GOAL OF THE EXERCISE: Retype each entry below exactly as it stands.

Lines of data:
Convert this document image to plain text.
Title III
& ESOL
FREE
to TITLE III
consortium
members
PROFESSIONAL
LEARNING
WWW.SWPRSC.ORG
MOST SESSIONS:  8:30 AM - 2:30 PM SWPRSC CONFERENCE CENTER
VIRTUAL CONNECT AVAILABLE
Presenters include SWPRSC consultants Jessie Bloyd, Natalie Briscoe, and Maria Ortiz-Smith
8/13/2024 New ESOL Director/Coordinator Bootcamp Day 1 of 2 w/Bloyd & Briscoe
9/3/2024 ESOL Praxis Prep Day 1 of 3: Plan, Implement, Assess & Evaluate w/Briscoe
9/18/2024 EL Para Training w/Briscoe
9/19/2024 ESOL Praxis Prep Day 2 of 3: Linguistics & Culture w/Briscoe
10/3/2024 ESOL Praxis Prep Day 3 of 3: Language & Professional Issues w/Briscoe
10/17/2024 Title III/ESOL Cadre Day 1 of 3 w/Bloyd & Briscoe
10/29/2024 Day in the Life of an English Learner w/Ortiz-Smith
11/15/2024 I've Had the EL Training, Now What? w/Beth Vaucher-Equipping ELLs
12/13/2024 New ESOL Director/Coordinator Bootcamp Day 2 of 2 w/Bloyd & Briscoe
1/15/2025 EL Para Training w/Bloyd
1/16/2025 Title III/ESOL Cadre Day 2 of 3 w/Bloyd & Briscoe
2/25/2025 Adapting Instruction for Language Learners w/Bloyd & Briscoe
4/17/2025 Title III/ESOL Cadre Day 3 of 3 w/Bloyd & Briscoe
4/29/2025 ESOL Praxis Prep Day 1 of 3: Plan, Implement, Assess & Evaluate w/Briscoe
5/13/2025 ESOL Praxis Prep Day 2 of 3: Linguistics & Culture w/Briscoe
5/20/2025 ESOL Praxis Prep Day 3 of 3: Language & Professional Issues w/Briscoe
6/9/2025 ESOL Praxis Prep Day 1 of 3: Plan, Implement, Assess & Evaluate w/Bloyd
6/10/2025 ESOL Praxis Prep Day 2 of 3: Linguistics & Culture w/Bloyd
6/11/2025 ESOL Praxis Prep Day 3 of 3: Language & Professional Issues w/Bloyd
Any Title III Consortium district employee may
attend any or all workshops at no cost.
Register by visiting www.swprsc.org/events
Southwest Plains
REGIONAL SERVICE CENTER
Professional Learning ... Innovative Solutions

OUTPUT OF THE EXERCISE:
Convert this document image to plain text.
Title III
& ESOL
FREE
to TITLE III
consortium
members
PROFESSIONAL
LEARNING
WWW.SWPRSC.ORG
MOST SESSIONS:  8:30 AM - 2:30 PM SWPRSC CONFERENCE CENTER
VIRTUAL CONNECT AVAILABLE
Presenters include SWPRSC consultants Jessie Bloyd, Natalie Briscoe, and Maria Ortiz-Smith
8/13/2024 New ESOL Director/Coordinator Bootcamp Day 1 of 2 w/Bloyd & Briscoe
9/3/2024 ESOL Praxis Prep Day 1 of 3: Plan, Implement, Assess & Evaluate w/Briscoe
9/18/2024 EL Para Training w/Briscoe
9/19/2024 ESOL Praxis Prep Day 2 of 3: Linguistics & Culture w/Briscoe
10/3/2024 ESOL Praxis Prep Day 3 of 3: Language & Professional Issues w/Briscoe
10/17/2024 Title III/ESOL Cadre Day 1 of 3 w/Bloyd & Briscoe
10/29/2024 Day in the Life of an English Learner w/Ortiz-Smith
11/15/2024 I've Had the EL Training, Now What? w/Beth Vaucher-Equipping ELLs
12/13/2024 New ESOL Director/Coordinator Bootcamp Day 2 of 2 w/Bloyd & Briscoe
1/15/2025 EL Para Training w/Bloyd
1/16/2025 Title III/ESOL Cadre Day 2 of 3 w/Bloyd & Briscoe
2/25/2025 Adapting Instruction for Language Learners w/Bloyd & Briscoe
4/17/2025 Title III/ESOL Cadre Day 3 of 3 w/Bloyd & Briscoe
4/29/2025 ESOL Praxis Prep Day 1 of 3: Plan, Implement, Assess & Evaluate w/Briscoe
5/13/2025 ESOL Praxis Prep Day 2 of 3: Linguistics & Culture w/Briscoe
5/20/2025 ESOL Praxis Prep Day 3 of 3: Language & Professional Issues w/Briscoe
6/9/2025 ESOL Praxis Prep Day 1 of 3: Plan, Implement, Assess & Evaluate w/Bloyd
6/10/2025 ESOL Praxis Prep Day 2 of 3: Linguistics & Culture w/Bloyd
6/11/2025 ESOL Praxis Prep Day 3 of 3: Language & Professional Issues w/Bloyd
Any Title III Consortium district employee may
attend any or all workshops at no cost.
Register by visiting www.swprsc.org/events
Southwest Plains
REGIONAL SERVICE CENTER
Professional Learning ... Innovative Solutions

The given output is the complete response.